→ **Stated exercise**: Search the listing for the string "guides" and copy every line that contains it.

------------------------------

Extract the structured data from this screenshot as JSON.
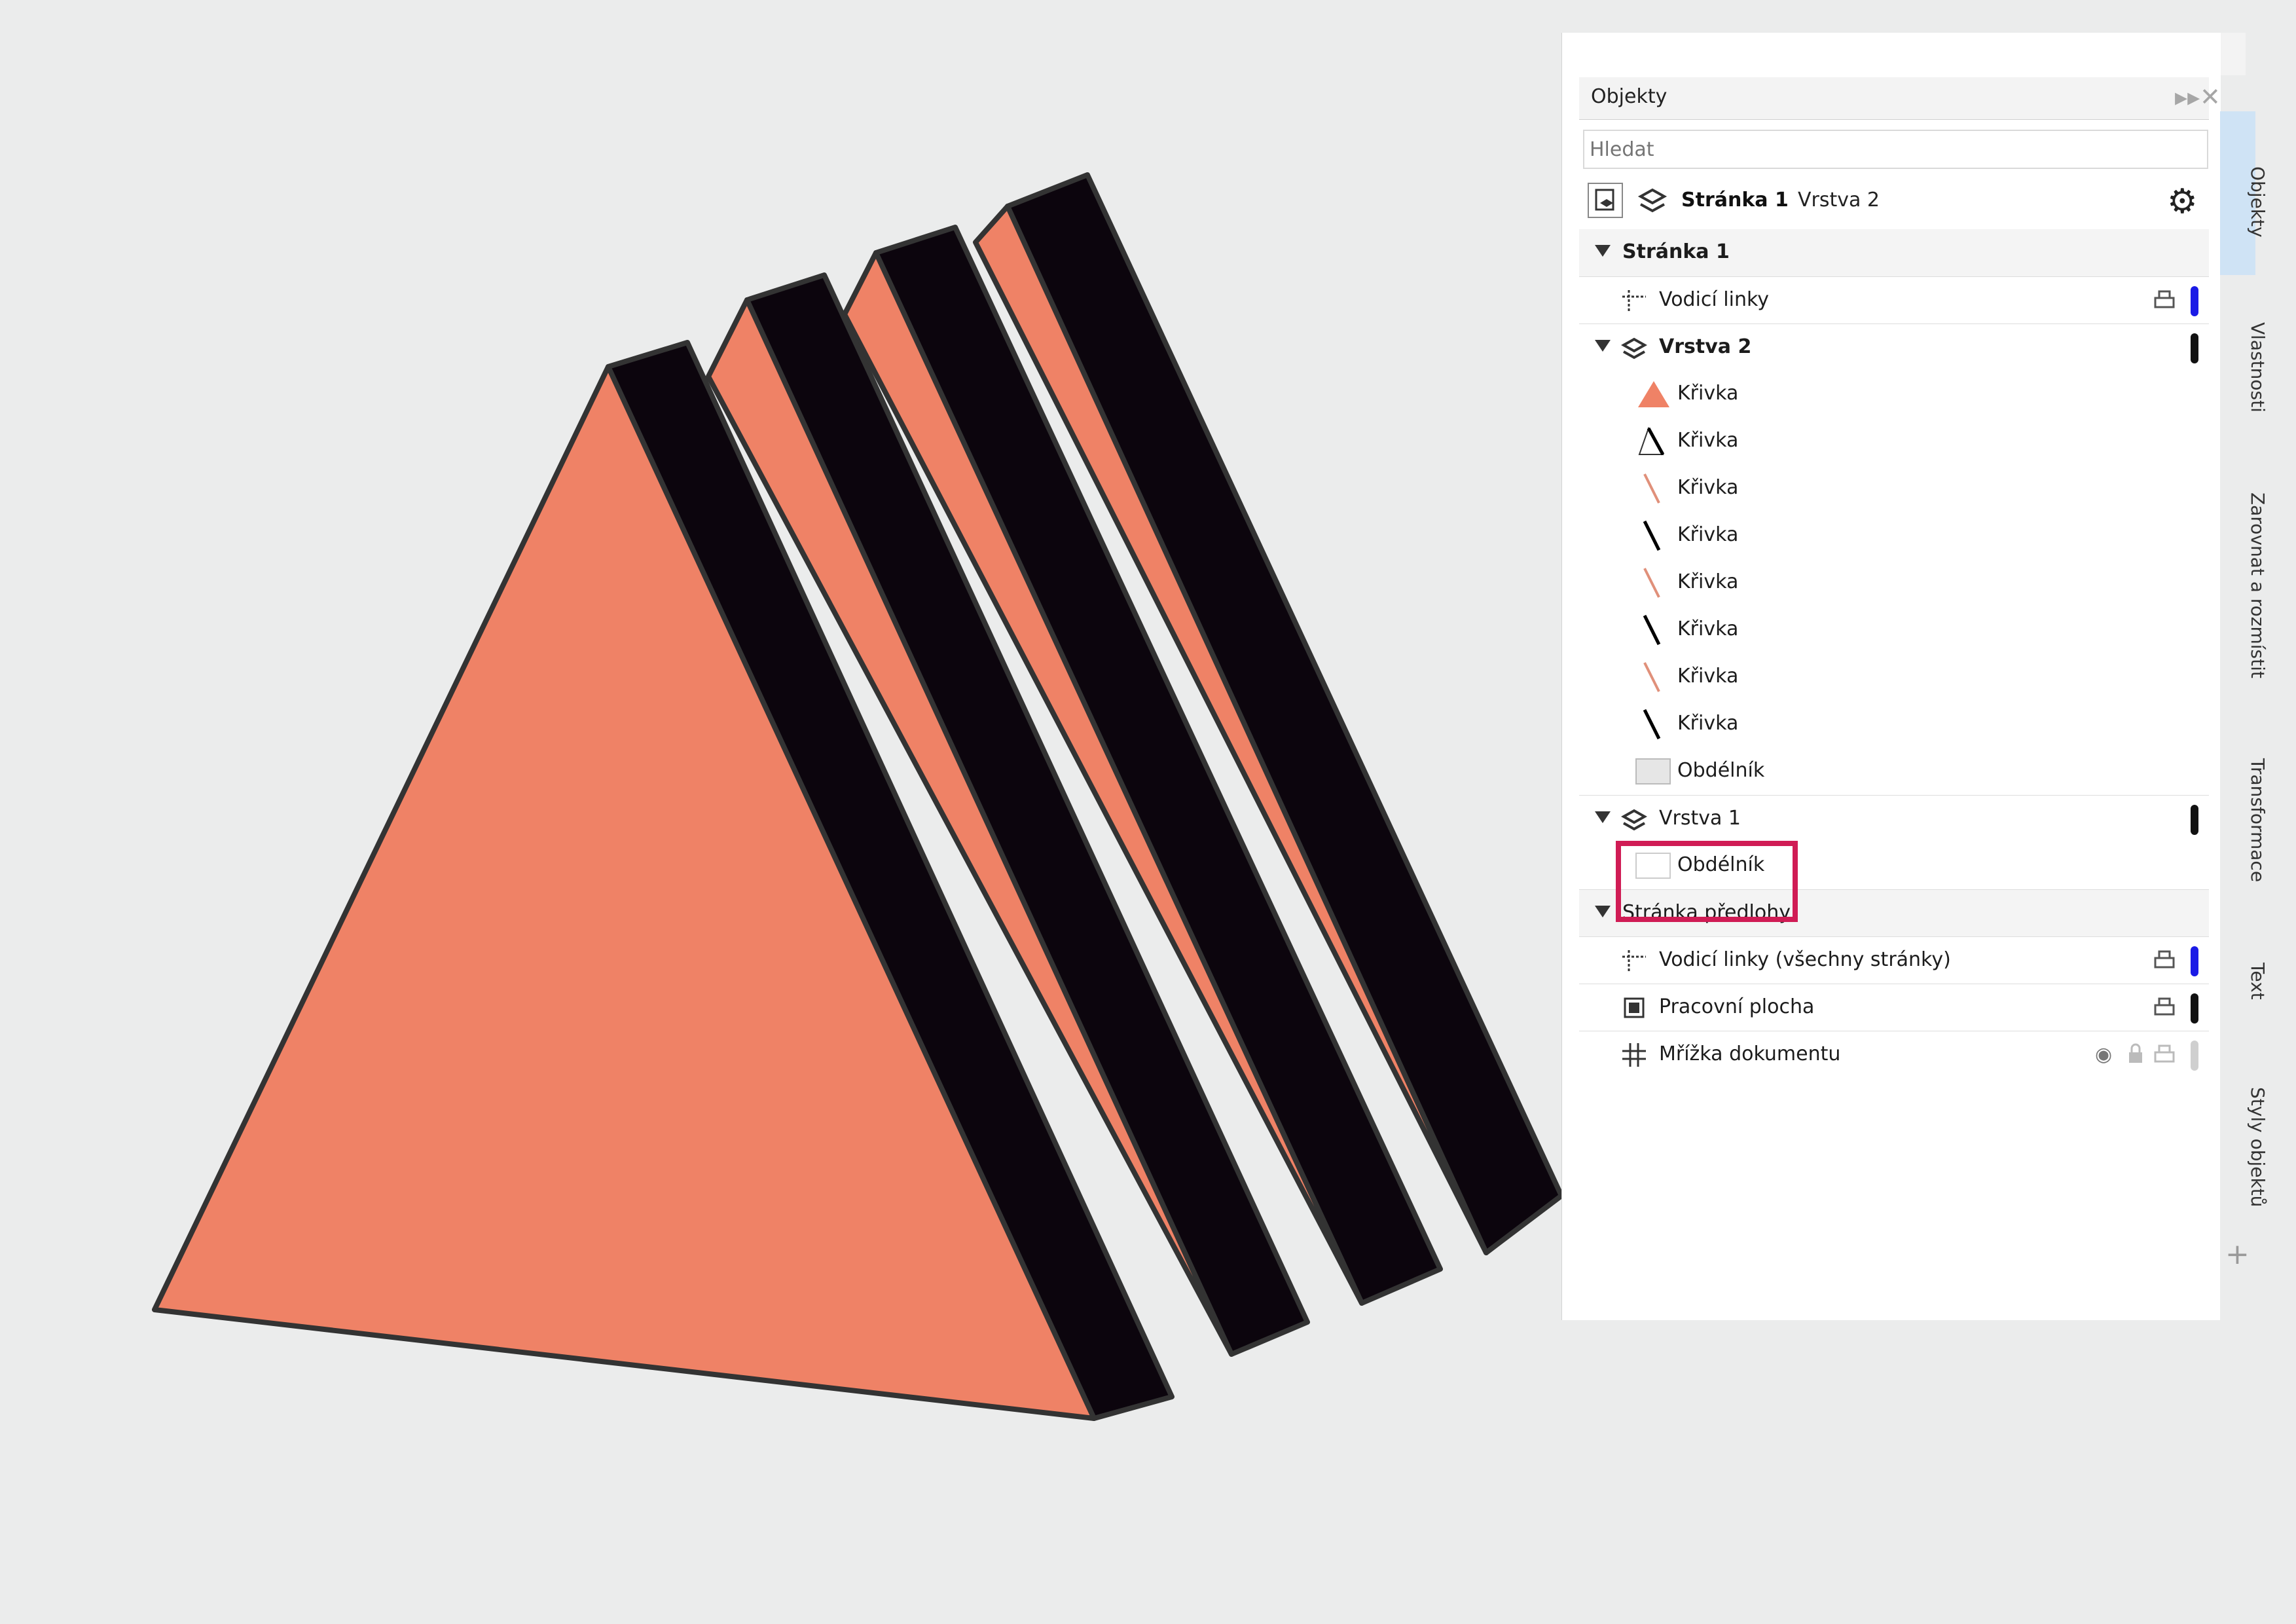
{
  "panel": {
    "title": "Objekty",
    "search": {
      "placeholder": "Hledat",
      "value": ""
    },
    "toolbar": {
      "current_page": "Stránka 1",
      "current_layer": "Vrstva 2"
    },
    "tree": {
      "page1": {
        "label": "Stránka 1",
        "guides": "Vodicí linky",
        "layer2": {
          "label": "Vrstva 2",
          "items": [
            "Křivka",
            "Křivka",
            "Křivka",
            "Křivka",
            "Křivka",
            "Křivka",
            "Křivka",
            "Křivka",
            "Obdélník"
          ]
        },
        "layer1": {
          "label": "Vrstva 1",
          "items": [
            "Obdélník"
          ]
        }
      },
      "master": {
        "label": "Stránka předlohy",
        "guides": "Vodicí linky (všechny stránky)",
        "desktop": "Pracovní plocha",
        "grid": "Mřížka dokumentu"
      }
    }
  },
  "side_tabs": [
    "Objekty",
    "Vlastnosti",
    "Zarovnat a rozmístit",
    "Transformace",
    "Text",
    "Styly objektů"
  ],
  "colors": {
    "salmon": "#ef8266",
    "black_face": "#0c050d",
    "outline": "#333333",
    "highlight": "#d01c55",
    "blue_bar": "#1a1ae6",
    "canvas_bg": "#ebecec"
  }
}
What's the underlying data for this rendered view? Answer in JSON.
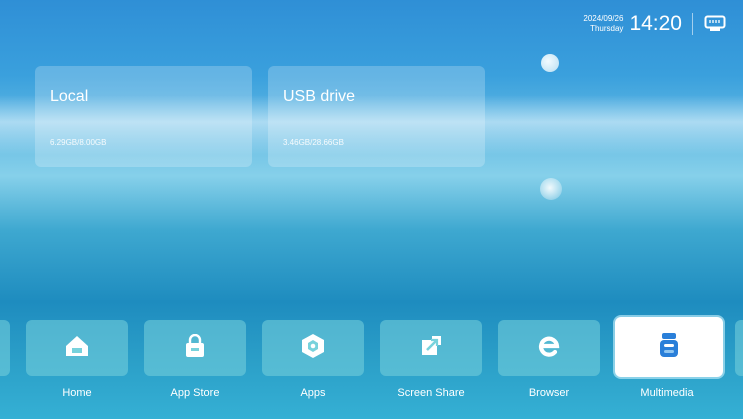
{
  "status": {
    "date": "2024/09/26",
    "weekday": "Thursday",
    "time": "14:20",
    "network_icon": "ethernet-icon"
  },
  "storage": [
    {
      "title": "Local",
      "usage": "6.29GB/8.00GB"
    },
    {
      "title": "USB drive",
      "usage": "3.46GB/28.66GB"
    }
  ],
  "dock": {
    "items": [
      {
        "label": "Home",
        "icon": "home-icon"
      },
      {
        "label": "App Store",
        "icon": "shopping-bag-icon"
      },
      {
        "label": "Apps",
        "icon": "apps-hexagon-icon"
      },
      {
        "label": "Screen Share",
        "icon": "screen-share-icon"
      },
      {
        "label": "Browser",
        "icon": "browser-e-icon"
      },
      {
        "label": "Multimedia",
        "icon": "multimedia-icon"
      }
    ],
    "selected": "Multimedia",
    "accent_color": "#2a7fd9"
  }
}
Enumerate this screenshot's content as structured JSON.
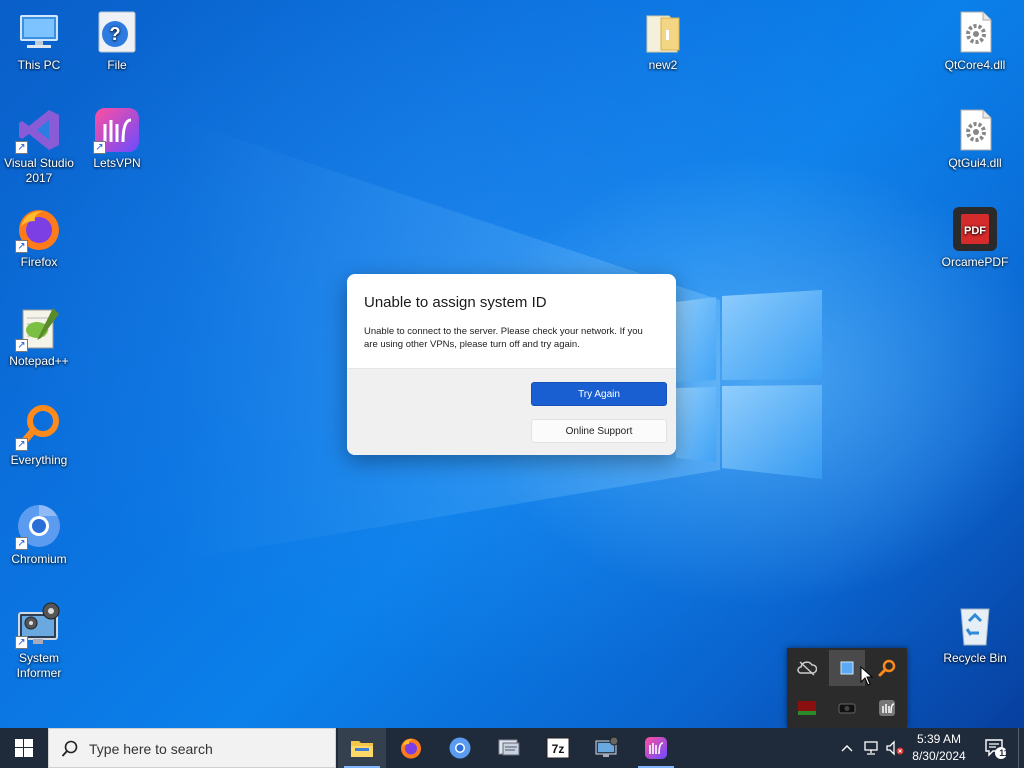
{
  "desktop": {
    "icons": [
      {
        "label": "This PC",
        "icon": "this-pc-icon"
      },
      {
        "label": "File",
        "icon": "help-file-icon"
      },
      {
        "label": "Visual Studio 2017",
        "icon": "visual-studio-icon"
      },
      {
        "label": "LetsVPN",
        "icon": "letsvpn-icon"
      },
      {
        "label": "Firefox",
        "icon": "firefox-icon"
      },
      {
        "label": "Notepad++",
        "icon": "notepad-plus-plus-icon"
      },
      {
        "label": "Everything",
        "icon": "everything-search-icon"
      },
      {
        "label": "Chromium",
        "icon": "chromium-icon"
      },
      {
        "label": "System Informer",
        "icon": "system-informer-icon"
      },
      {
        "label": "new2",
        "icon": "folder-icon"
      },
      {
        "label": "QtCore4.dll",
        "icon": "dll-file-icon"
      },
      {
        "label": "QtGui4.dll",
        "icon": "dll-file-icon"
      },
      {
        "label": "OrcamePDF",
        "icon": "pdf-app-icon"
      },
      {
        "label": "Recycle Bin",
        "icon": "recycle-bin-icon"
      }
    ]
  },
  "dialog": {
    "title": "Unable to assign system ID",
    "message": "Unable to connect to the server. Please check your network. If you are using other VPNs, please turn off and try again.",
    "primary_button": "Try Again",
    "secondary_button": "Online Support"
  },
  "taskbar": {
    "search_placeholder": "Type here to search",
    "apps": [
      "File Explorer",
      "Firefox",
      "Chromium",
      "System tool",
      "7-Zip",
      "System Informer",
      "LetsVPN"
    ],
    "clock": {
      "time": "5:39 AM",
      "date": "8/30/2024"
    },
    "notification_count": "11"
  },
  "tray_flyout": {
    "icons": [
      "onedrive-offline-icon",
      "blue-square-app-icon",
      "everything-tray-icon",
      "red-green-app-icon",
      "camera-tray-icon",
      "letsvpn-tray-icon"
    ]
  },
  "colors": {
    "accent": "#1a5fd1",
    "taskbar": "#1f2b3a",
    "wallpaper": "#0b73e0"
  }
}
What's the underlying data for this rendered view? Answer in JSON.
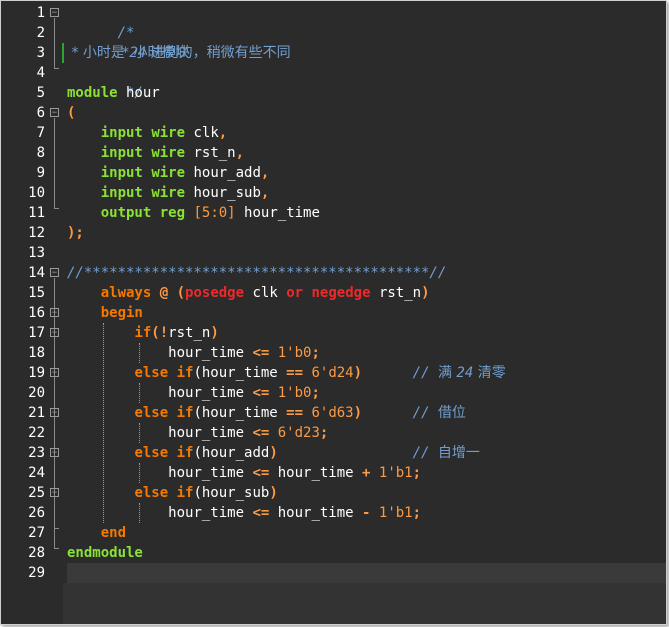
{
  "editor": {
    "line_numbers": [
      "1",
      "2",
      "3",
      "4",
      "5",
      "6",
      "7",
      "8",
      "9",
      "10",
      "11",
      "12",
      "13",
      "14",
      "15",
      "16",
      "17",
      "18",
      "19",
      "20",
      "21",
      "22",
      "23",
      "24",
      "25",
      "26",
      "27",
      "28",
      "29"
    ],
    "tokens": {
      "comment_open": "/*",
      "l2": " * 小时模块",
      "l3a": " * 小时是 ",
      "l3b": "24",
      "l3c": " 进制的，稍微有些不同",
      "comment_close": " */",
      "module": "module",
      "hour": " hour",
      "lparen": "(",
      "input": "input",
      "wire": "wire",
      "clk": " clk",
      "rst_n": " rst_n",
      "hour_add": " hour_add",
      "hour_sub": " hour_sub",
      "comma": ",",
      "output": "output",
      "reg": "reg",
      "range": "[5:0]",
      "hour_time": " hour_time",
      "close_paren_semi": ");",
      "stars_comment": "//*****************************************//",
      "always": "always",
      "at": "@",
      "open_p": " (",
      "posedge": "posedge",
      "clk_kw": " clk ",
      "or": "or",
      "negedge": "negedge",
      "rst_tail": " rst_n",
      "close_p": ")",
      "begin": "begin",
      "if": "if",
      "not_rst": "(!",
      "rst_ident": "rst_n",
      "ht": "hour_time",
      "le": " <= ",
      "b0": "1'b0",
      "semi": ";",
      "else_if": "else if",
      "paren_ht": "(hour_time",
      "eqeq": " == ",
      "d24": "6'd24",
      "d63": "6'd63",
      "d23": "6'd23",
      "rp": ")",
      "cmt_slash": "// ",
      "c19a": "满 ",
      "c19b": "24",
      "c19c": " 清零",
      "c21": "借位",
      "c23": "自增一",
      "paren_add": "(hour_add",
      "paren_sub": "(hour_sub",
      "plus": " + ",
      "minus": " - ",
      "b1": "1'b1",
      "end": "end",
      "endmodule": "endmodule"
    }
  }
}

------------------------------

→ **Written response**:
        "guides": "Vodicí linky",
        "guides": "Vodicí linky (všechny stránky)",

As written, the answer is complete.